»»

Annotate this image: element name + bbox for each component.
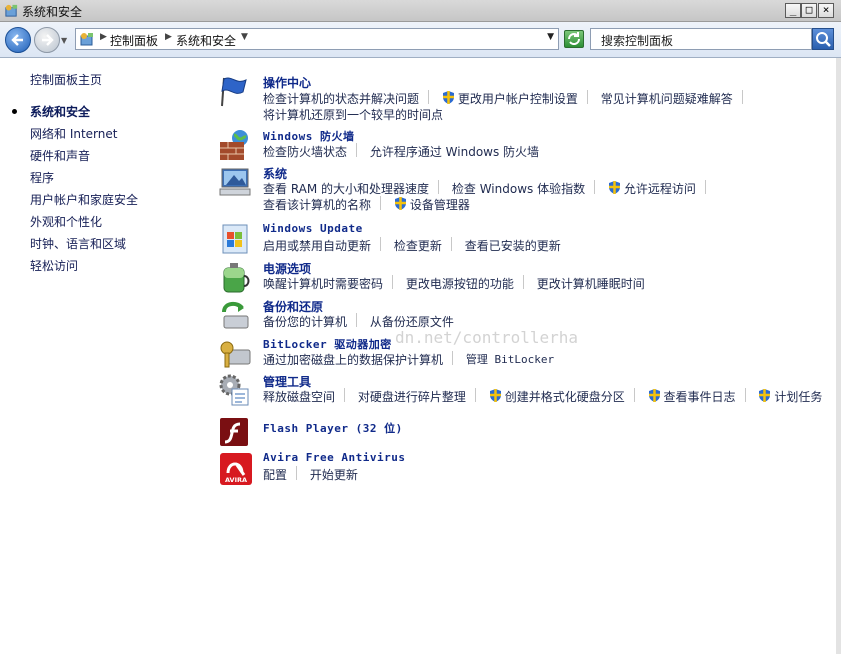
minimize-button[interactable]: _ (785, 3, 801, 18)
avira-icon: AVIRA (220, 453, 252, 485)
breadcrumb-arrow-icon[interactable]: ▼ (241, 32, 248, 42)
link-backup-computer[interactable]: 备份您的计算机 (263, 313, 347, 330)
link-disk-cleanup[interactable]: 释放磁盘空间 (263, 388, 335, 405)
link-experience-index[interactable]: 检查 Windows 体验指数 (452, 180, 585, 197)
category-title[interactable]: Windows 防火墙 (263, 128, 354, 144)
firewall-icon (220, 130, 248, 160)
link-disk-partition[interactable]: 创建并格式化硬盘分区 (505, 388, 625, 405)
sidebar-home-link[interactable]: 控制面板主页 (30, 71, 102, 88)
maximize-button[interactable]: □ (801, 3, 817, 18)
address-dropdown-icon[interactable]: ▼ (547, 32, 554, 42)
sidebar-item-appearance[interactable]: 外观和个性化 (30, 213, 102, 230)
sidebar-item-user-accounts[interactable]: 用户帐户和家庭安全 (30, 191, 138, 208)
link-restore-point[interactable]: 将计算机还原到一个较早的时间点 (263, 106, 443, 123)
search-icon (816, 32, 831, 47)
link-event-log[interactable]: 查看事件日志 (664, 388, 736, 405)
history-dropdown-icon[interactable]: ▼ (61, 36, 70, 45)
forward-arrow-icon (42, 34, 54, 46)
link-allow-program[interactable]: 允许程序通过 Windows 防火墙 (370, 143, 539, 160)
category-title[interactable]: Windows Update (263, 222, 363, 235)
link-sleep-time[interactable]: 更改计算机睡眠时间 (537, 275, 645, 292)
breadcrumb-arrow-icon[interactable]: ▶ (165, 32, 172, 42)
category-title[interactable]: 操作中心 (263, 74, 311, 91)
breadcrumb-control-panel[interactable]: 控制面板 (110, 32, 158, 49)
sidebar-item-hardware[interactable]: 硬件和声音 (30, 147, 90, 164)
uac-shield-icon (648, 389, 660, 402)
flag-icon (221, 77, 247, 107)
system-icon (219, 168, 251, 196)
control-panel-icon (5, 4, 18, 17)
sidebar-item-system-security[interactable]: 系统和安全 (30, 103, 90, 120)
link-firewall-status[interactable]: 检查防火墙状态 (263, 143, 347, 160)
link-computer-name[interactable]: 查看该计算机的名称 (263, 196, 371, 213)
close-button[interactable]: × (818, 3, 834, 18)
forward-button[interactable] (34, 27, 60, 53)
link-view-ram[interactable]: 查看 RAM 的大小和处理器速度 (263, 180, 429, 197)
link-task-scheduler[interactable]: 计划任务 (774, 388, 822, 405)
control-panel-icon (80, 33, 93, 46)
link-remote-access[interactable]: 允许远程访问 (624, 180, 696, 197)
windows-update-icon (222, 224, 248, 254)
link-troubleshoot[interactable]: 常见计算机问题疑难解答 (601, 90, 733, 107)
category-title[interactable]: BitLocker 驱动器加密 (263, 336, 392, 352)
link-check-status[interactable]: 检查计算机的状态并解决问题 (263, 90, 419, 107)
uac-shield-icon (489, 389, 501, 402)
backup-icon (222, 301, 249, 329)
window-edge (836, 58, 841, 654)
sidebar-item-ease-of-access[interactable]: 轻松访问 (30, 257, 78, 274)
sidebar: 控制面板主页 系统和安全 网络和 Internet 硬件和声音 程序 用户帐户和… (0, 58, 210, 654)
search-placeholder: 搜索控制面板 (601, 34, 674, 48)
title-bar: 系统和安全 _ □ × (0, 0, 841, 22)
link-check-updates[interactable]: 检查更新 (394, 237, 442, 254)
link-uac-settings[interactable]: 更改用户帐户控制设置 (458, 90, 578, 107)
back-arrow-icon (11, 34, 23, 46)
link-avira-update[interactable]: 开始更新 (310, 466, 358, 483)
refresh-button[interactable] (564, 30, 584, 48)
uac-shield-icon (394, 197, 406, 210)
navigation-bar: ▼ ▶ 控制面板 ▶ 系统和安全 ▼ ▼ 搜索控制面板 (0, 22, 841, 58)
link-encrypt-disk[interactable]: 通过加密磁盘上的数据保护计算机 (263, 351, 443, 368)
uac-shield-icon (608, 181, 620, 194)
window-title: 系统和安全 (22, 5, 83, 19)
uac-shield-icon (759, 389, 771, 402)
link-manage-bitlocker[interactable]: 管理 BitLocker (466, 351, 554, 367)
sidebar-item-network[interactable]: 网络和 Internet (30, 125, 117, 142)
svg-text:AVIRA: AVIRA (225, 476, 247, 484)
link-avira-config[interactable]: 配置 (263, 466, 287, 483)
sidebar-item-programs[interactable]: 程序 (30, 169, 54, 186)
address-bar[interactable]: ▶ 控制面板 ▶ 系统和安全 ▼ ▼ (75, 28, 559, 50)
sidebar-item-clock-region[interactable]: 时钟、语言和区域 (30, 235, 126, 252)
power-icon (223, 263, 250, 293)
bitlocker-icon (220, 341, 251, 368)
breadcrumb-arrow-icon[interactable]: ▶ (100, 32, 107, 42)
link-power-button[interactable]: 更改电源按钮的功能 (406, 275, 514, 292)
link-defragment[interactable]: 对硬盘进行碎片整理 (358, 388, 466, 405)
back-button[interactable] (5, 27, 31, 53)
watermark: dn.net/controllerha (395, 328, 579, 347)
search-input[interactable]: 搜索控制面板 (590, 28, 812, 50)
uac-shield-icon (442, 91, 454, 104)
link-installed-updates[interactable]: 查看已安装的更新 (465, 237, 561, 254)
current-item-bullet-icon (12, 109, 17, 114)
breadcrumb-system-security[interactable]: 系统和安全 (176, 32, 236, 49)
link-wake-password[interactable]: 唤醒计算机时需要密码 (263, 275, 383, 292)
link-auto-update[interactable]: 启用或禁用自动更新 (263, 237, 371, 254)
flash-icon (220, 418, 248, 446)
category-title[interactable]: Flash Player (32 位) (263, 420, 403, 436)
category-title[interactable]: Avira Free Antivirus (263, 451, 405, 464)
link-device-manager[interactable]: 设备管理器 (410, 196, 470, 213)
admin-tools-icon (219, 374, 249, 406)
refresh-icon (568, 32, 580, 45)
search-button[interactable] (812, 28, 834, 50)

««
»»

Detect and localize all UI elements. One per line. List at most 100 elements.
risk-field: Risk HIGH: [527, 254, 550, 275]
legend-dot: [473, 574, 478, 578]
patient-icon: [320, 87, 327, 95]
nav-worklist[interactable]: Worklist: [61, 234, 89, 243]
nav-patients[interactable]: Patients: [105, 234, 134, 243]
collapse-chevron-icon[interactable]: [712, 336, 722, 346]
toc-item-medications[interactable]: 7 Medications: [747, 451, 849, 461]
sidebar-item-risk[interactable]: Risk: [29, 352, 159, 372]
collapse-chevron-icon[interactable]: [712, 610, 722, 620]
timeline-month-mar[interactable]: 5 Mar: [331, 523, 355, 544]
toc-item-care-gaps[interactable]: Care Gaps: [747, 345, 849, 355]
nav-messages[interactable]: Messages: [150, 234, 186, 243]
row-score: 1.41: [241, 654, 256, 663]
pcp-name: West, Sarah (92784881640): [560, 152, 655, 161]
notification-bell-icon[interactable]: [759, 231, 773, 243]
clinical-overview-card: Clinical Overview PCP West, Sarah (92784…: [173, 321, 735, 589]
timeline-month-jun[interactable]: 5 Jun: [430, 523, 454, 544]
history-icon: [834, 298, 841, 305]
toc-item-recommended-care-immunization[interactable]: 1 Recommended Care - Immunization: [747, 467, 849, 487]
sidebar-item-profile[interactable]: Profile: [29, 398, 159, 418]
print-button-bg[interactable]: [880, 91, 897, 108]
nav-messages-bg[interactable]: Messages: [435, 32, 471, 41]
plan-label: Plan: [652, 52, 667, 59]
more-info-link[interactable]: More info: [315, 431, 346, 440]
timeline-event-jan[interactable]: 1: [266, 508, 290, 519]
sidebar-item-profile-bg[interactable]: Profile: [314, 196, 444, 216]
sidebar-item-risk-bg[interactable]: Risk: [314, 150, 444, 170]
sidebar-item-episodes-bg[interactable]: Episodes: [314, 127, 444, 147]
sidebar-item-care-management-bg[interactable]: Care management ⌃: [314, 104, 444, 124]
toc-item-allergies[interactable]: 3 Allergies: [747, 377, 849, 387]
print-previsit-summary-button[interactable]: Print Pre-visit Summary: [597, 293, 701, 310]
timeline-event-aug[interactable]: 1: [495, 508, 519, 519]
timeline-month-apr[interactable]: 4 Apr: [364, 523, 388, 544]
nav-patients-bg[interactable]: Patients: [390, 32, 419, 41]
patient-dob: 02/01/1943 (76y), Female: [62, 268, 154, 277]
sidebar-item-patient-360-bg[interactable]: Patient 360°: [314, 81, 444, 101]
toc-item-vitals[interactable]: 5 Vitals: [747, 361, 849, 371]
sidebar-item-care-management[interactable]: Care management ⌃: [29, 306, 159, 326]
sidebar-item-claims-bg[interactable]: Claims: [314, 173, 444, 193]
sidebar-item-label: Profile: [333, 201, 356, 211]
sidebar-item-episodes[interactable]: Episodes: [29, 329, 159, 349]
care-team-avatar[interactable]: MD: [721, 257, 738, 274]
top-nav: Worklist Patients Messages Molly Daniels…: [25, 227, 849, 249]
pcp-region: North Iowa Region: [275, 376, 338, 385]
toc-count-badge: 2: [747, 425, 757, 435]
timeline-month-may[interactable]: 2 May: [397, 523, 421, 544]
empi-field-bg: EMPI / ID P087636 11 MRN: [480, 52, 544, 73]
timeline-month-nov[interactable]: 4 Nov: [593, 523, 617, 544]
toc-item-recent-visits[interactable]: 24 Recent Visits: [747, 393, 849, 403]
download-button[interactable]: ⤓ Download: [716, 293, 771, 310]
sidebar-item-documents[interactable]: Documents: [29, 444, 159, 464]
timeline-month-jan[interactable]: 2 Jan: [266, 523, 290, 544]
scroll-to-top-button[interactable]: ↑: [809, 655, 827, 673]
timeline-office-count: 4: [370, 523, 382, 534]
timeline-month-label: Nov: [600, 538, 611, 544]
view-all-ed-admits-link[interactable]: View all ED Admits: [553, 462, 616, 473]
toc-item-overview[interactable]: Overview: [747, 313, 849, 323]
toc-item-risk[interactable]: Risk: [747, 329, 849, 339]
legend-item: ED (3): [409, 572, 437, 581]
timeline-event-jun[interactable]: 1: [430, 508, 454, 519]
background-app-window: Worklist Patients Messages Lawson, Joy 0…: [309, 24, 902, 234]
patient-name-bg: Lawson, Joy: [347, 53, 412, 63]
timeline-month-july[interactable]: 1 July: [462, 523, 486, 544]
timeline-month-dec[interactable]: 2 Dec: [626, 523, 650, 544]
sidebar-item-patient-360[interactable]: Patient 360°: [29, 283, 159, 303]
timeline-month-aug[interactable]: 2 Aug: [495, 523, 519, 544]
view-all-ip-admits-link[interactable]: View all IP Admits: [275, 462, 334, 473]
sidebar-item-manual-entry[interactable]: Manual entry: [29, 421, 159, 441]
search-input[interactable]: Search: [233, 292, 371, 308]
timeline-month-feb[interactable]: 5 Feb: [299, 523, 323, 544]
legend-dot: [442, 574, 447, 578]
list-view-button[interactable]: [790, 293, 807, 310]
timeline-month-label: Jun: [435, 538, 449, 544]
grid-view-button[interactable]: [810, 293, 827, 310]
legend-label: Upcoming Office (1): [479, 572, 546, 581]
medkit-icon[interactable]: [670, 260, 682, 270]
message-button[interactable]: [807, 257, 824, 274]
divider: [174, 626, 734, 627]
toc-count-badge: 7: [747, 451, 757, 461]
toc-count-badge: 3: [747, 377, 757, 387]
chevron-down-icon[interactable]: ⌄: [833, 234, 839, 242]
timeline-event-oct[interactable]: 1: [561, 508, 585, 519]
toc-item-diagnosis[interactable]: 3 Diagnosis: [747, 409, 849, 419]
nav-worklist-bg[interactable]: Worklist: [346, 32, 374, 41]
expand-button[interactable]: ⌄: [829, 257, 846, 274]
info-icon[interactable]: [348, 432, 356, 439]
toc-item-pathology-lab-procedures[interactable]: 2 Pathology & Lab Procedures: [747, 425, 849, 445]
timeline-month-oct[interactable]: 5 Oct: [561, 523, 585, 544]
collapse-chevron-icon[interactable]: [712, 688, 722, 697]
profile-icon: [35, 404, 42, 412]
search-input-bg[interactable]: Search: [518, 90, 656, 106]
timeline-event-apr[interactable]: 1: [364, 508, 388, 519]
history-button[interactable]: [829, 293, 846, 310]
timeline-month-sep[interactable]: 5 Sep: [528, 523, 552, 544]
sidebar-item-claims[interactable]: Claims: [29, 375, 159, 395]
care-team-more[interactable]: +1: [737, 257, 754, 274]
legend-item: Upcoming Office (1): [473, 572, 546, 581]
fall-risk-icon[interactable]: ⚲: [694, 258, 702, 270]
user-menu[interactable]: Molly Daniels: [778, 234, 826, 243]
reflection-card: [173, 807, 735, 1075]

««

Task objective
Report all lines of the data above that include the string "overview".

Solution to the problem
clinical-overview-card: Clinical Overview PCP West, Sarah (92784…: [173, 321, 735, 589]
toc-item-overview[interactable]: Overview: [747, 313, 849, 323]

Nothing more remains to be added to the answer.